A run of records

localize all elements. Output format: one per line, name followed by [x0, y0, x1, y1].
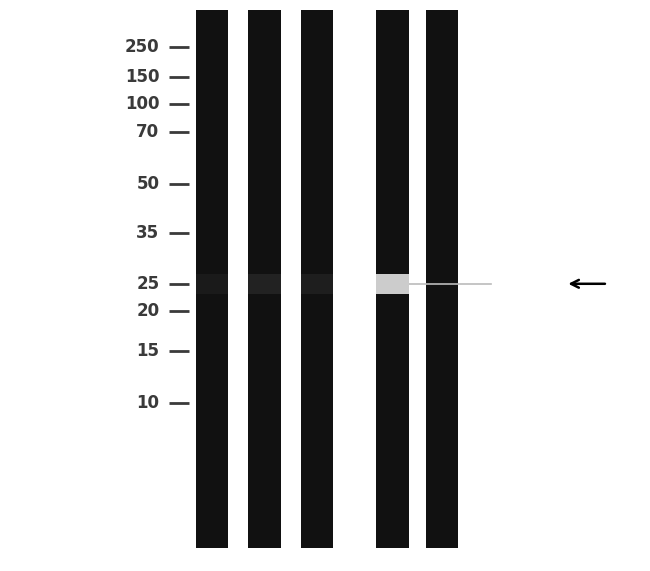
Text: 250: 250: [125, 38, 159, 56]
Bar: [426, 10, 458, 548]
Bar: [192, 10, 549, 548]
Text: 25: 25: [136, 275, 159, 293]
Text: 20: 20: [136, 302, 159, 320]
Bar: [301, 274, 333, 294]
Bar: [248, 10, 281, 548]
Bar: [376, 10, 409, 548]
Bar: [376, 274, 409, 294]
Text: 35: 35: [136, 224, 159, 242]
Bar: [196, 10, 228, 548]
Text: 100: 100: [125, 95, 159, 114]
Text: 150: 150: [125, 68, 159, 86]
Text: 50: 50: [136, 175, 159, 193]
Bar: [248, 274, 281, 294]
Text: 70: 70: [136, 123, 159, 142]
Text: 10: 10: [136, 394, 159, 412]
Bar: [301, 10, 333, 548]
Bar: [196, 274, 228, 294]
Text: 15: 15: [136, 341, 159, 360]
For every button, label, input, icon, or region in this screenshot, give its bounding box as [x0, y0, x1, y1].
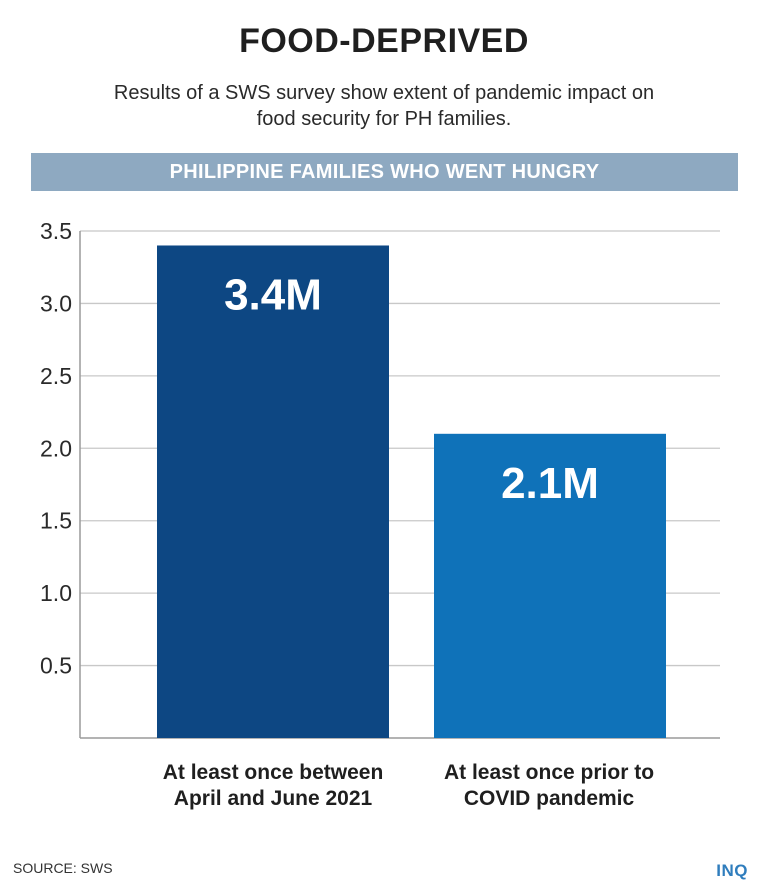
data-label-0: 3.4M: [224, 270, 322, 319]
y-tick-label-3: 2.0: [40, 435, 72, 461]
bars: [157, 245, 666, 738]
source-note: SOURCE: SWS: [13, 860, 113, 876]
bar-0: [157, 245, 389, 738]
inq-logo: INQ: [716, 861, 748, 880]
y-tick-label-5: 3.0: [40, 290, 72, 316]
chart-subtitle: Results of a SWS survey show extent of p…: [113, 82, 655, 130]
category-label-1: At least once prior to COVID pandemic: [443, 761, 655, 810]
data-label-1: 2.1M: [501, 459, 599, 508]
y-tick-label-4: 2.5: [40, 363, 72, 389]
data-labels: 3.4M 2.1M: [224, 270, 599, 507]
y-axis-ticks: 0.5 1.0 1.5 2.0 2.5 3.0 3.5: [40, 218, 72, 679]
chart-title: FOOD-DEPRIVED: [239, 22, 529, 60]
y-tick-label-1: 1.0: [40, 580, 72, 606]
bar-1: [434, 433, 666, 738]
category-label-0: At least once between April and June 202…: [162, 761, 384, 810]
y-tick-label-0: 0.5: [40, 653, 72, 679]
y-tick-label-6: 3.5: [40, 218, 72, 244]
y-tick-label-2: 1.5: [40, 508, 72, 534]
chart-banner: PHILIPPINE FAMILIES WHO WENT HUNGRY: [31, 153, 738, 191]
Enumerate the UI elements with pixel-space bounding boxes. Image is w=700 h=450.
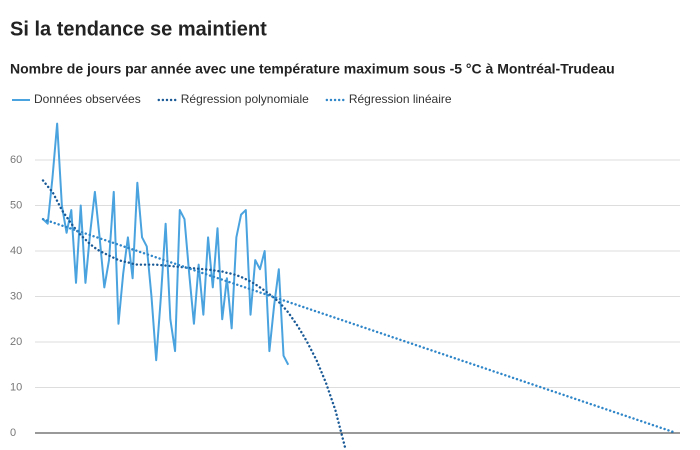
y-tick-label: 0 [10,427,16,439]
series-line [42,122,290,366]
chart-title: Si la tendance se maintient [10,18,267,40]
y-tick-label: 40 [10,245,22,257]
y-tick-label: 20 [10,336,22,348]
y-tick-label: 30 [10,290,22,302]
y-tick-label: 50 [10,199,22,211]
series-line [41,217,677,434]
y-tick-label: 60 [10,154,22,166]
legend-label: Régression linéaire [349,92,452,106]
legend-label: Régression polynomiale [181,92,309,106]
series-line [41,179,347,448]
y-tick-label: 10 [10,381,22,393]
chart-subtitle: Nombre de jours par année avec une tempé… [10,61,615,77]
legend-label: Données observées [34,92,141,106]
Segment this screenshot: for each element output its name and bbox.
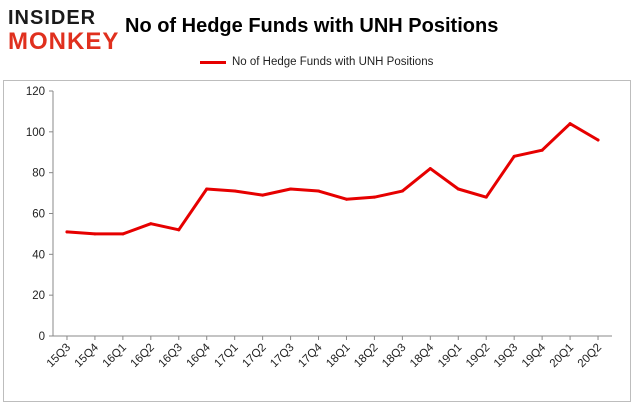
data-point (568, 122, 572, 126)
x-tick-label: 19Q3 (492, 342, 520, 370)
legend-label: No of Hedge Funds with UNH Positions (232, 56, 434, 68)
data-point (484, 195, 488, 199)
x-tick-label: 15Q3 (45, 342, 73, 370)
data-point (289, 187, 293, 191)
data-point (400, 189, 404, 193)
data-point (596, 138, 600, 142)
x-tick-label: 18Q4 (408, 341, 437, 370)
x-tick-label: 16Q2 (129, 342, 157, 370)
data-point (372, 195, 376, 199)
data-point (177, 228, 181, 232)
data-point (233, 189, 237, 193)
y-tick-label: 60 (32, 209, 45, 221)
data-point (512, 154, 516, 158)
x-tick-label: 15Q4 (73, 341, 102, 370)
y-tick-label: 80 (32, 168, 45, 180)
x-tick-label: 19Q4 (520, 341, 549, 370)
y-tick-label: 120 (26, 86, 45, 98)
x-tick-label: 20Q1 (548, 342, 576, 370)
data-point (456, 187, 460, 191)
data-point (428, 167, 432, 171)
x-tick-label: 18Q2 (352, 342, 380, 370)
x-tick-label: 16Q1 (101, 342, 129, 370)
logo-line-1: INSIDER (8, 7, 97, 29)
x-tick-label: 18Q3 (380, 342, 408, 370)
data-point (149, 222, 153, 226)
y-tick-label: 20 (32, 290, 45, 302)
chart-frame (3, 80, 631, 402)
data-point (205, 187, 209, 191)
data-point (317, 189, 321, 193)
x-tick-label: 17Q4 (296, 341, 325, 370)
data-point (121, 232, 125, 236)
legend-swatch (200, 60, 226, 64)
x-tick-label: 19Q1 (436, 342, 464, 370)
data-point (540, 148, 544, 152)
x-tick-label: 19Q2 (464, 342, 492, 370)
x-tick-label: 18Q1 (324, 342, 352, 370)
x-tick-label: 17Q3 (268, 342, 296, 370)
x-tick-label: 16Q3 (157, 342, 185, 370)
y-tick-label: 100 (26, 127, 45, 139)
data-point (93, 232, 97, 236)
data-point (65, 230, 69, 234)
y-tick-label: 0 (39, 331, 45, 343)
x-tick-label: 17Q2 (240, 342, 268, 370)
data-point (261, 193, 265, 197)
logo-line-2: MONKEY (8, 28, 120, 55)
x-tick-label: 20Q2 (576, 342, 604, 370)
x-tick-label: 17Q1 (212, 342, 240, 370)
chart-legend: No of Hedge Funds with UNH Positions (200, 56, 433, 68)
y-tick-label: 40 (32, 249, 45, 261)
chart-title: No of Hedge Funds with UNH Positions (125, 15, 499, 37)
insider-monkey-logo: INSIDER MONKEY (8, 7, 120, 55)
data-point (344, 197, 348, 201)
series-line (65, 122, 600, 236)
x-tick-label: 16Q4 (184, 341, 213, 370)
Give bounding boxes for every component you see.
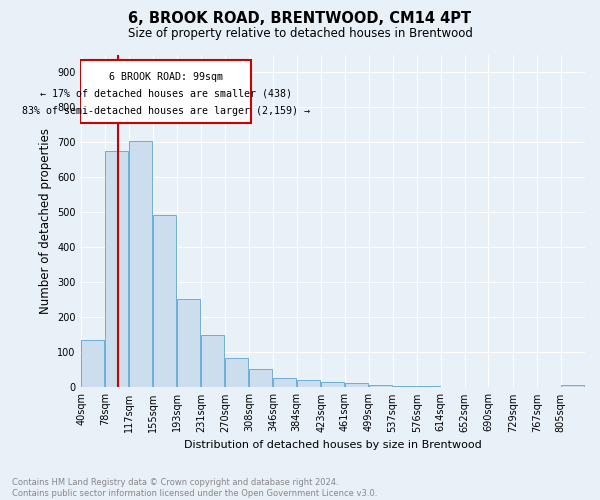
Bar: [296, 380, 320, 388]
Bar: [105, 151, 128, 388]
Text: Size of property relative to detached houses in Brentwood: Size of property relative to detached ho…: [128, 28, 472, 40]
Bar: [369, 386, 392, 388]
Bar: [80, 60, 251, 122]
Bar: [345, 383, 368, 388]
Bar: [273, 378, 296, 388]
Bar: [177, 299, 200, 388]
Text: Contains HM Land Registry data © Crown copyright and database right 2024.
Contai: Contains HM Land Registry data © Crown c…: [12, 478, 377, 498]
Bar: [225, 358, 248, 388]
Text: ← 17% of detached houses are smaller (438): ← 17% of detached houses are smaller (43…: [40, 89, 292, 99]
Text: 6 BROOK ROAD: 99sqm: 6 BROOK ROAD: 99sqm: [109, 72, 223, 82]
Bar: [130, 142, 152, 388]
Bar: [81, 340, 104, 388]
Bar: [560, 384, 584, 388]
Y-axis label: Number of detached properties: Number of detached properties: [38, 128, 52, 314]
Bar: [153, 216, 176, 388]
X-axis label: Distribution of detached houses by size in Brentwood: Distribution of detached houses by size …: [184, 440, 482, 450]
Bar: [249, 369, 272, 388]
Bar: [201, 335, 224, 388]
Bar: [417, 386, 440, 388]
Bar: [321, 382, 344, 388]
Text: 83% of semi-detached houses are larger (2,159) →: 83% of semi-detached houses are larger (…: [22, 106, 310, 116]
Bar: [441, 386, 464, 388]
Bar: [392, 386, 416, 388]
Text: 6, BROOK ROAD, BRENTWOOD, CM14 4PT: 6, BROOK ROAD, BRENTWOOD, CM14 4PT: [128, 11, 472, 26]
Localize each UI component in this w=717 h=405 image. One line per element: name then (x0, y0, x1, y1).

Given request:
Copy the lines verbatim, beginning at the line that contains "Text: 250: 250: [125, 38, 159, 56]" and ending after the line that contains "Enumerate the UI". Leave the pictures out of your answer.

The result:
Text: 250: 250: [125, 38, 159, 56]
Bar: [426, 10, 458, 548]
Bar: [192, 10, 549, 548]
Text: 25: 25: [136, 275, 159, 293]
Text: 20: 20: [136, 302, 159, 320]
Bar: [301, 274, 333, 294]
Bar: [248, 10, 281, 548]
Bar: [376, 10, 409, 548]
Bar: [376, 274, 409, 294]
Text: 35: 35: [136, 224, 159, 242]
Bar: [196, 10, 228, 548]
Text: 100: 100: [125, 95, 159, 114]
Text: 150: 150: [125, 68, 159, 86]
Text: 50: 50: [136, 175, 159, 193]
Bar: [248, 274, 281, 294]
Text: 70: 70: [136, 123, 159, 142]
Text: 10: 10: [136, 394, 159, 412]
Bar: [301, 10, 333, 548]
Bar: [196, 274, 228, 294]
Text: 15: 15: [136, 341, 159, 360]
For every button, label, input, icon, or region in this screenshot, give its bounding box as [x0, y0, x1, y1].
data-label-0: 3.4M: [224, 270, 322, 319]
y-tick-label-3: 2.0: [40, 435, 72, 461]
bars: [157, 245, 666, 738]
source-note: SOURCE: SWS: [13, 860, 113, 876]
bar-0: [157, 245, 389, 738]
inq-logo: INQ: [716, 861, 748, 880]
y-tick-label-5: 3.0: [40, 290, 72, 316]
chart-subtitle: Results of a SWS survey show extent of p…: [113, 82, 655, 130]
category-label-1: At least once prior to COVID pandemic: [443, 761, 655, 810]
data-label-1: 2.1M: [501, 459, 599, 508]
y-tick-label-4: 2.5: [40, 363, 72, 389]
data-labels: 3.4M 2.1M: [224, 270, 599, 507]
y-axis-ticks: 0.5 1.0 1.5 2.0 2.5 3.0 3.5: [40, 218, 72, 679]
chart-title: FOOD-DEPRIVED: [239, 22, 529, 60]
y-tick-label-1: 1.0: [40, 580, 72, 606]
bar-1: [434, 433, 666, 738]
category-label-0: At least once between April and June 202…: [162, 761, 384, 810]
y-tick-label-0: 0.5: [40, 653, 72, 679]
y-tick-label-6: 3.5: [40, 218, 72, 244]
y-tick-label-2: 1.5: [40, 508, 72, 534]
chart-banner: PHILIPPINE FAMILIES WHO WENT HUNGRY: [31, 153, 738, 191]
Enumerate the UI elements with pixel-space bounding boxes. Image is w=700 h=450.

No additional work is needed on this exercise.